Stored entries:
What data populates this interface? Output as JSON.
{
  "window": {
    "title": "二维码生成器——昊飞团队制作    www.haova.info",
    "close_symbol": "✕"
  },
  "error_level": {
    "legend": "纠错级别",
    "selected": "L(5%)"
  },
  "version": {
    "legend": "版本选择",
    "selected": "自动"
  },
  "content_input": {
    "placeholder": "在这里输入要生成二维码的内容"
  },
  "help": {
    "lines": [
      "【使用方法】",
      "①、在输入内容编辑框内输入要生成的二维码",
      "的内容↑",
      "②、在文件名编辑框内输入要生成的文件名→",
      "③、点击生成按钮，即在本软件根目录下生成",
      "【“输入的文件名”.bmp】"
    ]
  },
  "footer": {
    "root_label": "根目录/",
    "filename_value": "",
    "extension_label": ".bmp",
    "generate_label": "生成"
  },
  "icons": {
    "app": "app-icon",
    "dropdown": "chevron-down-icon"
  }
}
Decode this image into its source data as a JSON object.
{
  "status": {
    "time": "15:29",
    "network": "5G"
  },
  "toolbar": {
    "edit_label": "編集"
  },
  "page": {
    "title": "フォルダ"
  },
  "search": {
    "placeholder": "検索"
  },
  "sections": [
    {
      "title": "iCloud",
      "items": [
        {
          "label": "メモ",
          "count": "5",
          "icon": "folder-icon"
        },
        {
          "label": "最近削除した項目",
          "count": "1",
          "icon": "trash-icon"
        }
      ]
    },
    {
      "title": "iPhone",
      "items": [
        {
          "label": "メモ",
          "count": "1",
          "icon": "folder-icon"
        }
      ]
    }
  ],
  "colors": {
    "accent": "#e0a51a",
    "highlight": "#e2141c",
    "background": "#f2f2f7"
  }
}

**Description of the task:** Exactly and exclusively, repeat the lines from the line that contains "Decode this image" through the end of the records, both ends included.

**Solution:**
Decode this image into its source data as a JSON object.
{
  "status": {
    "time": "15:29",
    "network": "5G"
  },
  "toolbar": {
    "edit_label": "編集"
  },
  "page": {
    "title": "フォルダ"
  },
  "search": {
    "placeholder": "検索"
  },
  "sections": [
    {
      "title": "iCloud",
      "items": [
        {
          "label": "メモ",
          "count": "5",
          "icon": "folder-icon"
        },
        {
          "label": "最近削除した項目",
          "count": "1",
          "icon": "trash-icon"
        }
      ]
    },
    {
      "title": "iPhone",
      "items": [
        {
          "label": "メモ",
          "count": "1",
          "icon": "folder-icon"
        }
      ]
    }
  ],
  "colors": {
    "accent": "#e0a51a",
    "highlight": "#e2141c",
    "background": "#f2f2f7"
  }
}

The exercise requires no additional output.